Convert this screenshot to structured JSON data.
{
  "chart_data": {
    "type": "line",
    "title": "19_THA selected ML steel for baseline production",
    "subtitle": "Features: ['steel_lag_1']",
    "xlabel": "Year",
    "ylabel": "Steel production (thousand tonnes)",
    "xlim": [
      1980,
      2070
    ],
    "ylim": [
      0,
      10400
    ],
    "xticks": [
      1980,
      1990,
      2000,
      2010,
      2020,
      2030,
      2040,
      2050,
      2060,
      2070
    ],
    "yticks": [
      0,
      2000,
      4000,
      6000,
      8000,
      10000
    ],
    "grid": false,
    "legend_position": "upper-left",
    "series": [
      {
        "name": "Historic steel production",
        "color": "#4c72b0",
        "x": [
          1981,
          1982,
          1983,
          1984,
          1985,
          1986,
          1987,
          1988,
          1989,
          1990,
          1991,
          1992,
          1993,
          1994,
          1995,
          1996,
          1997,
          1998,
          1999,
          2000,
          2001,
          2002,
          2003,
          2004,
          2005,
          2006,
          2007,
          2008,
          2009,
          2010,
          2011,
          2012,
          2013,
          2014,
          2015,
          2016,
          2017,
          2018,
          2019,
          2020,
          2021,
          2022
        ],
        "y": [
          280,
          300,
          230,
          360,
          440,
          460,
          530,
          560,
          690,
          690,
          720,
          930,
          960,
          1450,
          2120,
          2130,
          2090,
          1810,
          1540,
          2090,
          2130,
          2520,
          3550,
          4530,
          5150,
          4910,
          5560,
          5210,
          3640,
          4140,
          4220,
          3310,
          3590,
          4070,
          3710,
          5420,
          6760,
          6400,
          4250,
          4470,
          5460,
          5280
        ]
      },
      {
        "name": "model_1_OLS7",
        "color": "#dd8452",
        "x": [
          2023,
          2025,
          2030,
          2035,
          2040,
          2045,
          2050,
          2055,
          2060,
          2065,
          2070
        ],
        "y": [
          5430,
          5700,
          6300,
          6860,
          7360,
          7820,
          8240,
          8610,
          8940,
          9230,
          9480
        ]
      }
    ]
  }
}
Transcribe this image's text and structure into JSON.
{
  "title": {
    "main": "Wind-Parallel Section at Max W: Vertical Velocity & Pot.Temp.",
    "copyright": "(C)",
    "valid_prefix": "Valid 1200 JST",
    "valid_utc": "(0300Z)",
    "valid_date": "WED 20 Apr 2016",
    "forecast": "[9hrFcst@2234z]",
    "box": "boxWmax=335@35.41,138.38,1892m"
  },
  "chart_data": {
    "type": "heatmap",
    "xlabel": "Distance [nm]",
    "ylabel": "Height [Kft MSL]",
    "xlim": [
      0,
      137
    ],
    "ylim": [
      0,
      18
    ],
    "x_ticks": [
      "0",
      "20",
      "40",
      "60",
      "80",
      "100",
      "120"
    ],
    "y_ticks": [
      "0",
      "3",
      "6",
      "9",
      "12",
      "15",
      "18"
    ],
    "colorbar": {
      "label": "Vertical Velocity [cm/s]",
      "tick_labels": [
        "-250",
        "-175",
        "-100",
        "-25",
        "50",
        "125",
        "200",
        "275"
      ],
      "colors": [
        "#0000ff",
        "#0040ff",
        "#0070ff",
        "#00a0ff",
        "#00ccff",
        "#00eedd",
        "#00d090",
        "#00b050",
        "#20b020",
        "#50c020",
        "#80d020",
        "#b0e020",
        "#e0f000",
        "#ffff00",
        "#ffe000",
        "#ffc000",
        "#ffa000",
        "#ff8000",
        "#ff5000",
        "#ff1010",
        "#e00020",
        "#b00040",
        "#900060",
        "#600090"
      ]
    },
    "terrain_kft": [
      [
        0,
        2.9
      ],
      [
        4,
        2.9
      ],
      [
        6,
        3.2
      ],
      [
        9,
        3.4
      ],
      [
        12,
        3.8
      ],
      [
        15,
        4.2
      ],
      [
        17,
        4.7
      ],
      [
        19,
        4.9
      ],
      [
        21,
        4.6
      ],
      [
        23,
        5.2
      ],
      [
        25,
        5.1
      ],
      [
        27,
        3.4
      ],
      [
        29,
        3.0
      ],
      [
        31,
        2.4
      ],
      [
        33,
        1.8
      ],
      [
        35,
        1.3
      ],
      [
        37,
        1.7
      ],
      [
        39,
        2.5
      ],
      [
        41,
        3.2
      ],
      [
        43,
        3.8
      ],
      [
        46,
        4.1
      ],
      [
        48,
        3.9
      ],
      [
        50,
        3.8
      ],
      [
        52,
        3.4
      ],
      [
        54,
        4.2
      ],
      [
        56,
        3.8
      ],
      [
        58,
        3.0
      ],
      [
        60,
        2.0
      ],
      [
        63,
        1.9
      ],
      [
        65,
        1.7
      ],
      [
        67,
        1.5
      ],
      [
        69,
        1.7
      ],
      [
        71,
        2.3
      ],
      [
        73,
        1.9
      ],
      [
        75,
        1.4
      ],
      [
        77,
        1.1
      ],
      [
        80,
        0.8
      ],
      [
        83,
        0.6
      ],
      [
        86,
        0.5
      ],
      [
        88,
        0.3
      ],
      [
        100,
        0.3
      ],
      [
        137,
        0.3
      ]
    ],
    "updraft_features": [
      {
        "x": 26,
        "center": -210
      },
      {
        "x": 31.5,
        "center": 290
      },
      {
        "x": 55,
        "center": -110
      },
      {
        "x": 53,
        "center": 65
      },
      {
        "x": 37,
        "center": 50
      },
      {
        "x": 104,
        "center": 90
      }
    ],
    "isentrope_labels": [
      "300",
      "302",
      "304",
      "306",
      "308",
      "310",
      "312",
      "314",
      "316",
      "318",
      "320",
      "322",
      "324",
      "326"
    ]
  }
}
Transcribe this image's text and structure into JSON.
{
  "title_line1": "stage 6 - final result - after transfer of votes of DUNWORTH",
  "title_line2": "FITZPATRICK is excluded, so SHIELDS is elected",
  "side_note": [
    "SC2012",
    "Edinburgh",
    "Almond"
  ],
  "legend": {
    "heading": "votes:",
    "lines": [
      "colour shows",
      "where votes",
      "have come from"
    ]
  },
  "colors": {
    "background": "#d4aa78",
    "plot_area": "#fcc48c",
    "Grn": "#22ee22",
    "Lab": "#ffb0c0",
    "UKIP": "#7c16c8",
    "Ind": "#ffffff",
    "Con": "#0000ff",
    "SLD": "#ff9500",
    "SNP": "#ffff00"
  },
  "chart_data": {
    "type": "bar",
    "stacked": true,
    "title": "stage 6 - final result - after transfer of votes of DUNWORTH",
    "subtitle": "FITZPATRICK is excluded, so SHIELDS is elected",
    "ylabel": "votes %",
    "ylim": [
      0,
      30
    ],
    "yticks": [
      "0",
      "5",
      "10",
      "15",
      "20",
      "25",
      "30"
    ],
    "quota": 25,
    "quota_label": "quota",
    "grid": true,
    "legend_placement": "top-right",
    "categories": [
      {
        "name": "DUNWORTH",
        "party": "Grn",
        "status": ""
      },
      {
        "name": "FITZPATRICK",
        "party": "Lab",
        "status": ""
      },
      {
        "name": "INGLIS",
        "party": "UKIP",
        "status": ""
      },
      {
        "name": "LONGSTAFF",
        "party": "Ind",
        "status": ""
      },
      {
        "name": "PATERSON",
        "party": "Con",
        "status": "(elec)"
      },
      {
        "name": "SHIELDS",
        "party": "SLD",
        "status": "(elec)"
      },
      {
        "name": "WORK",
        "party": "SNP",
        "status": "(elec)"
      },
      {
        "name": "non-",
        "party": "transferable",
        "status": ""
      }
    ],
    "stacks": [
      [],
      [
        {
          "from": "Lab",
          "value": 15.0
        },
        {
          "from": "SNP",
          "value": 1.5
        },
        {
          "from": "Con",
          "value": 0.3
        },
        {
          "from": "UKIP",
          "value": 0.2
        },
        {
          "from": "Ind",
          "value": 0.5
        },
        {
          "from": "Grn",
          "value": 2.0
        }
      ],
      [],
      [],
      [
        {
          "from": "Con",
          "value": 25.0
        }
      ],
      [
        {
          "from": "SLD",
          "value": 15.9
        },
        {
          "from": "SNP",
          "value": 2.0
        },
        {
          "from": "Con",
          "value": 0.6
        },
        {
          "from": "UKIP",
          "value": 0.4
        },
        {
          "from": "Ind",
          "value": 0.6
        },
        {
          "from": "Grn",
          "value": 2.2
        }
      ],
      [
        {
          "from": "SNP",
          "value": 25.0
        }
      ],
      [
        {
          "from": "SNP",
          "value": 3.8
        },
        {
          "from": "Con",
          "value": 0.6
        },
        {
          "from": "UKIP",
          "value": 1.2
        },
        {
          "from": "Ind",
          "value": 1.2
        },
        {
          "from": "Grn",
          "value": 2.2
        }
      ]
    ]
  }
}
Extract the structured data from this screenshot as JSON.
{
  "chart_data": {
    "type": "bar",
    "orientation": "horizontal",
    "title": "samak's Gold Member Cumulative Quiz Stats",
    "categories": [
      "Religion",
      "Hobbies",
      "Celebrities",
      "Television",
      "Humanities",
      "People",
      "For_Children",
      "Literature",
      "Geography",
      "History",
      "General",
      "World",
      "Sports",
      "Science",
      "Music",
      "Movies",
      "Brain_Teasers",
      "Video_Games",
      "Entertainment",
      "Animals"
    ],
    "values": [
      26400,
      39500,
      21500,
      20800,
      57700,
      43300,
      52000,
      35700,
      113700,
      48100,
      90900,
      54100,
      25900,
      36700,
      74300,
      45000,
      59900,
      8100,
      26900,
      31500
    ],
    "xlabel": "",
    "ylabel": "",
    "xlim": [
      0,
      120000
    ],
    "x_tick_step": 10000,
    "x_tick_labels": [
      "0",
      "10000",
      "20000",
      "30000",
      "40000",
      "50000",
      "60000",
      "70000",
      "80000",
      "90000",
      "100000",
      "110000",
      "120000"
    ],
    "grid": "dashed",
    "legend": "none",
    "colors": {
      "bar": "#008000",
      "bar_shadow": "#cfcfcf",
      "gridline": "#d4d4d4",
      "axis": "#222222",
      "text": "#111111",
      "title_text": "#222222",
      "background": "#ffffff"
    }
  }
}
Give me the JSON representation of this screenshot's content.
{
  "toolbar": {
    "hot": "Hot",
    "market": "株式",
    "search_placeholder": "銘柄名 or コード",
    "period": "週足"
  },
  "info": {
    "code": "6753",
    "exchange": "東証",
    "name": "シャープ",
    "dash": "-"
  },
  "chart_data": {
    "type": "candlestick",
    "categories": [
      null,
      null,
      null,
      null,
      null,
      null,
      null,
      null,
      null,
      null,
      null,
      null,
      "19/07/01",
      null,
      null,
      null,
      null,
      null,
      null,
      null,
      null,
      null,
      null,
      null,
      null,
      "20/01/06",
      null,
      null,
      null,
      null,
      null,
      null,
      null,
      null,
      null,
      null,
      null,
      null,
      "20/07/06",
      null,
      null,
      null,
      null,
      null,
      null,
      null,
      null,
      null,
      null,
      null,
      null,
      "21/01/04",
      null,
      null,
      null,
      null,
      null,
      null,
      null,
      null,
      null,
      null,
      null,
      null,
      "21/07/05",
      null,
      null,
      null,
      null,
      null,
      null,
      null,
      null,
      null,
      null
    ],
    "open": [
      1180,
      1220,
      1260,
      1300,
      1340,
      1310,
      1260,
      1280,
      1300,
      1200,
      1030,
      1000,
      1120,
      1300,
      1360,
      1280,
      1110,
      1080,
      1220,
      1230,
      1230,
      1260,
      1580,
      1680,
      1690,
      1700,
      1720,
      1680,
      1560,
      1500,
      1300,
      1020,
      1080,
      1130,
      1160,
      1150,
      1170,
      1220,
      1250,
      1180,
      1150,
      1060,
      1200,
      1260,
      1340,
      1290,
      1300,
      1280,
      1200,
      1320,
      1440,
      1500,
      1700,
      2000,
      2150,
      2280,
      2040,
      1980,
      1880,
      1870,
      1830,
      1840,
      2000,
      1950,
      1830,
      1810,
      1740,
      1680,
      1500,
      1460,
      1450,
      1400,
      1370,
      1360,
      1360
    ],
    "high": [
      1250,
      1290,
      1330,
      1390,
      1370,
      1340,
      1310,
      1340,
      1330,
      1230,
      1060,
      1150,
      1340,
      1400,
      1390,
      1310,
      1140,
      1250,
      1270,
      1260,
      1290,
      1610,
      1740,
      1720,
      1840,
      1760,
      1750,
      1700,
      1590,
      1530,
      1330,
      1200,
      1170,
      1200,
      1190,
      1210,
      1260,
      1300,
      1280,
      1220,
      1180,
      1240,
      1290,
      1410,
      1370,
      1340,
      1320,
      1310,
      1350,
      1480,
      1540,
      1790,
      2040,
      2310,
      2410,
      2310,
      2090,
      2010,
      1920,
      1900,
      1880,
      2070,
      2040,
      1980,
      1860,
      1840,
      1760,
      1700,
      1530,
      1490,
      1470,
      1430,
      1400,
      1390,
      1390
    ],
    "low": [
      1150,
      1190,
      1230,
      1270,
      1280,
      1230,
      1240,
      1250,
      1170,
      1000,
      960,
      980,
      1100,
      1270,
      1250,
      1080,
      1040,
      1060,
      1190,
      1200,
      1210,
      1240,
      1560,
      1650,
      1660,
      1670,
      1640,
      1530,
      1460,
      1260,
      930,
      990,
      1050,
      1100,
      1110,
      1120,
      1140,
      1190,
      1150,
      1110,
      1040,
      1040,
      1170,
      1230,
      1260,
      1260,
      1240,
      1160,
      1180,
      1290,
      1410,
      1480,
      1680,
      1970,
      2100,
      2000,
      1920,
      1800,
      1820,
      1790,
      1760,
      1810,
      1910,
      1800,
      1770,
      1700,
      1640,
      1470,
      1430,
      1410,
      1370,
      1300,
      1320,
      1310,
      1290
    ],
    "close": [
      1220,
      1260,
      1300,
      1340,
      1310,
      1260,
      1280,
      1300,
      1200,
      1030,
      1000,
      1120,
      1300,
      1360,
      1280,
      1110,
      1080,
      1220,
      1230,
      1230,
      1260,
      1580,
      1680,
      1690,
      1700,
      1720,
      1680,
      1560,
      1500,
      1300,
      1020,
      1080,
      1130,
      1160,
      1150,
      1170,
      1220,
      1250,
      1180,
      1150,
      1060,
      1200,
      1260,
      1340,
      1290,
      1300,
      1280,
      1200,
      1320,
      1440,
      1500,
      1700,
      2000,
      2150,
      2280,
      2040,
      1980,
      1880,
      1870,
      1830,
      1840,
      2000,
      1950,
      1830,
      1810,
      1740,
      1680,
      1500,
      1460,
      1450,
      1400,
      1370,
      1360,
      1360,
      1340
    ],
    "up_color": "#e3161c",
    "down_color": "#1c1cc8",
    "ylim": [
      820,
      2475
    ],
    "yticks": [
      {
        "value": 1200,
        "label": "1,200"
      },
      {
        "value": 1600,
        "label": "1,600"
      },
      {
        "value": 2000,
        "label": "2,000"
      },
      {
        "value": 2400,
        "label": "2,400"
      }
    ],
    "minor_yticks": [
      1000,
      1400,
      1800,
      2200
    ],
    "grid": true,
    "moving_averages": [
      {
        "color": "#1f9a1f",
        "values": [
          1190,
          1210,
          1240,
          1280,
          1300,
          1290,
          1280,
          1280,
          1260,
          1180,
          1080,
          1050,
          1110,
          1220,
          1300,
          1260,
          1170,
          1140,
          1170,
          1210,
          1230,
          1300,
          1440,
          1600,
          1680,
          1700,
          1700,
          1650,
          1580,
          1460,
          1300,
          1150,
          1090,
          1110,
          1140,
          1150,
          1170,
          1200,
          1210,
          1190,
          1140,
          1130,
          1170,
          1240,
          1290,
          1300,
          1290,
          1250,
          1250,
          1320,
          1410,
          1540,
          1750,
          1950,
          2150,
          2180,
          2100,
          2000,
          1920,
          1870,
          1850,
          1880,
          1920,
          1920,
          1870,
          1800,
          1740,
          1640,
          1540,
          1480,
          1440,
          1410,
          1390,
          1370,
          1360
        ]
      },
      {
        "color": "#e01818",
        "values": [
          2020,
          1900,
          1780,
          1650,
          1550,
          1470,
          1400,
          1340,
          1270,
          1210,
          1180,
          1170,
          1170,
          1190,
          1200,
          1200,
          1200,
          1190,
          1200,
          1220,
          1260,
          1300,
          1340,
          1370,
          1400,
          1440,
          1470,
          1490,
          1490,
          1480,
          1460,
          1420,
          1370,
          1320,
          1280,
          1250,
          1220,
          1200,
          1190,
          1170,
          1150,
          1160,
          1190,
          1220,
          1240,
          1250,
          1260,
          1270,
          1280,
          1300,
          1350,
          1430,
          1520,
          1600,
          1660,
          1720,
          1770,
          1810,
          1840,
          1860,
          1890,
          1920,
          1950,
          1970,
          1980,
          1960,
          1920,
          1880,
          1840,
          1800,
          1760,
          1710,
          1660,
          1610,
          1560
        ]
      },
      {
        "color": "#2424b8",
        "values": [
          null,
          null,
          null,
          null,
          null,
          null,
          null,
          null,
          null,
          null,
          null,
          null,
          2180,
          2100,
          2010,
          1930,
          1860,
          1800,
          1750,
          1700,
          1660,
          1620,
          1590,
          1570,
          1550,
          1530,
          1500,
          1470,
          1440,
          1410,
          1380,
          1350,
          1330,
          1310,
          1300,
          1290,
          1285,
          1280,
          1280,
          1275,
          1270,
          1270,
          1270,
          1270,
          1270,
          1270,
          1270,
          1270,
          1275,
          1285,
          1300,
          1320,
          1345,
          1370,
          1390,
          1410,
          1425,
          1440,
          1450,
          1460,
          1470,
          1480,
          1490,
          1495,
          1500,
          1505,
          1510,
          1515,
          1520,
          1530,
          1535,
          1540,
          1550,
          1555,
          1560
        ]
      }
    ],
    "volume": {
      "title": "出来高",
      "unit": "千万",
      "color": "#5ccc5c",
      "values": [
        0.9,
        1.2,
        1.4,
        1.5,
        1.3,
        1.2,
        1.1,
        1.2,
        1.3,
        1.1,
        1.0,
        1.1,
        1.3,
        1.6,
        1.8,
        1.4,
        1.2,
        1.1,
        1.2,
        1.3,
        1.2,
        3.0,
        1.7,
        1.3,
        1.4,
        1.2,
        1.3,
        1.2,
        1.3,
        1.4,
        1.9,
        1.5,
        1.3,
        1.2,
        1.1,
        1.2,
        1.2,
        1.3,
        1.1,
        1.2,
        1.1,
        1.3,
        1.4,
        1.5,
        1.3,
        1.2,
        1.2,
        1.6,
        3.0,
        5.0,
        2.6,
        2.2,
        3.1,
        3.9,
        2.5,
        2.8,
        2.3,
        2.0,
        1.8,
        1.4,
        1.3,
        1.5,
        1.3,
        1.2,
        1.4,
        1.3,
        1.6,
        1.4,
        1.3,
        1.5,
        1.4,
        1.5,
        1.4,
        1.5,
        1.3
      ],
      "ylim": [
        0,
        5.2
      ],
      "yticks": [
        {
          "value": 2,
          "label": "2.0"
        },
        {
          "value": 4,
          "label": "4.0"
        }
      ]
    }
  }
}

○ ○ ○

#### [Stated exercise]
Copy out every line in the listing where the word "production" appears.

#### [Correct result]
    "title": "19_THA selected ML steel for baseline production",
    "ylabel": "Steel production (thousand tonnes)",
        "name": "Historic steel production",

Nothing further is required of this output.